> [Passage]
On a macro level, you may not be able to invest locally quite the same way, but you can at least try the CRA Qualified Investment Fund:

Ticker: CRATX
Inception: March 1, 2007 (officially, but CRA Shares have longer track record)
Asset Type: Mutual Fund - Bonds
Markets: Domestic
Smug Category: Bond
Included in Smug Asset Pool?: Yes
Returns:

YTD -0.23%
1 year 5.47%

Min Investment: $2,500
Min Retirement Investment: $2,500
Minimum Additional: $1,000
Sales Load:
$2,500 to $24,999.99: 0.00% of offering price
$25,000 to $99,999.99: 0.00% of offering price
$100,000 or more: 0.00% of offering price

Management Fees: 0.40% for 2007
12b-1 Fees: 0.25%
Other fees: 0.31%
Total Annual Fee: 0.96% for 2007

Another no-load no-redemption-fee fund, CRA fund actually has a 7+ year track record, but they changed their name and ticker last year, hence the shortened record. CRATX invests entirely in debt that qualifies for the Community Reinvestment Act of 1977. Now, the CR Act has its detractors, and one could even argue that it helped perpetuate (some say "caused, which in my opinion is ridiculous) the subprime issue. In the end, CRA does a good job (if not bureaucratic job) of building housing in local communities for those who need it. CRA detractors usually forget that it's not the individuals to whom loans are made at fault, it's the securitization of loans, poor rating system, and Wall Street greed that caused subprime. But why take responsibility when you can pass the buck to poor folks?

> [Tasks to carry out]
A) Output the CRA fund passage word for word, everything from "Another no-load no-redemption-fee" down to "to poor folks?".
B) Go on with the CRA fund passage from the point where it stops.

> [Records from a collection]
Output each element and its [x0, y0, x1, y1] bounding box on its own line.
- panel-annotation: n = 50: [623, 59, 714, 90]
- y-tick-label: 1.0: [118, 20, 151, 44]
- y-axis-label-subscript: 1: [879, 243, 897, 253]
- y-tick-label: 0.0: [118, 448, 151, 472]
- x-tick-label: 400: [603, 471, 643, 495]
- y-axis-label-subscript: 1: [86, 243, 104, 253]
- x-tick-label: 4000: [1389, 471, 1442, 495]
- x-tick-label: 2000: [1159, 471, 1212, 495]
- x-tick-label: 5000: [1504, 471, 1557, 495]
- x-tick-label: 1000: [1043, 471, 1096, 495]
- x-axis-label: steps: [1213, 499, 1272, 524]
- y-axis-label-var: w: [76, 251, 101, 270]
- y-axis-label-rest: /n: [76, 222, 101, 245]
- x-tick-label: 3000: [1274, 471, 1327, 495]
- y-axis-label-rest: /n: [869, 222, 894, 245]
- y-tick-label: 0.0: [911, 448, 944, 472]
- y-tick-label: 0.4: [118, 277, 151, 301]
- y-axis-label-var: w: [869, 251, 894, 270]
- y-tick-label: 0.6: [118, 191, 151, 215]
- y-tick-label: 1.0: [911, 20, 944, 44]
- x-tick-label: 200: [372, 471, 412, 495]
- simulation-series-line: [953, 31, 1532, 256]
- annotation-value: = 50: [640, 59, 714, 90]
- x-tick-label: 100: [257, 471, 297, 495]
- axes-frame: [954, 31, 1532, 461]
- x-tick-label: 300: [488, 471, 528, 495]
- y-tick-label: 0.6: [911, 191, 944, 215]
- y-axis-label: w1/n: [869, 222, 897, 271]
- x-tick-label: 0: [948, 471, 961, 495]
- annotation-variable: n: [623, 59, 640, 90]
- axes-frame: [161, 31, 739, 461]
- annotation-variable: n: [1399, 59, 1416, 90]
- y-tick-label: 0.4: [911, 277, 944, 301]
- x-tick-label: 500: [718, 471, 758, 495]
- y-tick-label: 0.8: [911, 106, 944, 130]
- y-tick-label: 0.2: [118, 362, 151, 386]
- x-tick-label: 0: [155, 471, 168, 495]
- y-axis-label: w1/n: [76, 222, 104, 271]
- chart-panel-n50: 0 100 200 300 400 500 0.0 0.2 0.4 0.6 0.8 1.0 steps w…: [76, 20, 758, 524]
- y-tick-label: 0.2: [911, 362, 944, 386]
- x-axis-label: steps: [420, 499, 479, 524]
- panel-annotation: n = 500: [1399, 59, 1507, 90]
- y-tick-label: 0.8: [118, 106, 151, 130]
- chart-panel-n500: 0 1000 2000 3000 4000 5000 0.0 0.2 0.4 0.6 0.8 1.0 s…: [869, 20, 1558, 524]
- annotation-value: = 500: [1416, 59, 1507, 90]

> [Answer set]
A)
Another no-load no-redemption-fee fund, CRA fund actually has a 7+ year track record, but they changed their name and ticker last year, hence the shortened record. CRATX invests entirely in debt that qualifies for the Community Reinvestment Act of 1977. Now, the CR Act has its detractors, and one could even argue that it helped perpetuate (some say "caused, which in my opinion is ridiculous) the subprime issue. In the end, CRA does a good job (if not bureaucratic job) of building housing in local communities for those who need it. CRA detractors usually forget that it's not the individuals to whom loans are made at fault, it's the securitization of loans, poor rating system, and Wall Street greed that caused subprime. But why take responsibility when you can pass the buck to poor folks?

B)
As debt funds go, CRATX offers a good deal of leg on its income at 4.25% SEC yield, and they have some really nice details about the effect the fund has on local communities (see the charts in the PDF): 140,000 affordable rental units, 4,660 mortgages, $27.3M in affordable healthcare, $121.4M in community redevelopment, etc.

So feel smug and give it a look - another nice compliment to your socially responsible, sustainable portfolio. As always, see my disclaimer to the right of the page.

1 comment:

Joe said...

I think you're missing some information. Whatever you've heard about the CRA somehow being related to the subprime meltdown is just echoes of right-wing pundits parroting certain lobbyists, people who would like to do away the CRA for their own reasons.

The CRA was designed to ensure that minorities with good credit can obtain loans when banks avoid them solely because of the color of their skin. The CRA has nothing to do with the companies that perpetrated the subprime crime.

The fact is, the CRA was passed in 1977 while the mortgage crisis started just a few years ago for entirely unrelated reasons. 80% of the subprime loans in question were made by companies NOT SUBJECT TO THE CRA, including CitiMortgage, Household Finance and Countrywide Financial, well known for their predatory lending practices and an appetite for risk levels far beyond anything the CRA would support. The rest of the loans were made by banks trying to follow the herd.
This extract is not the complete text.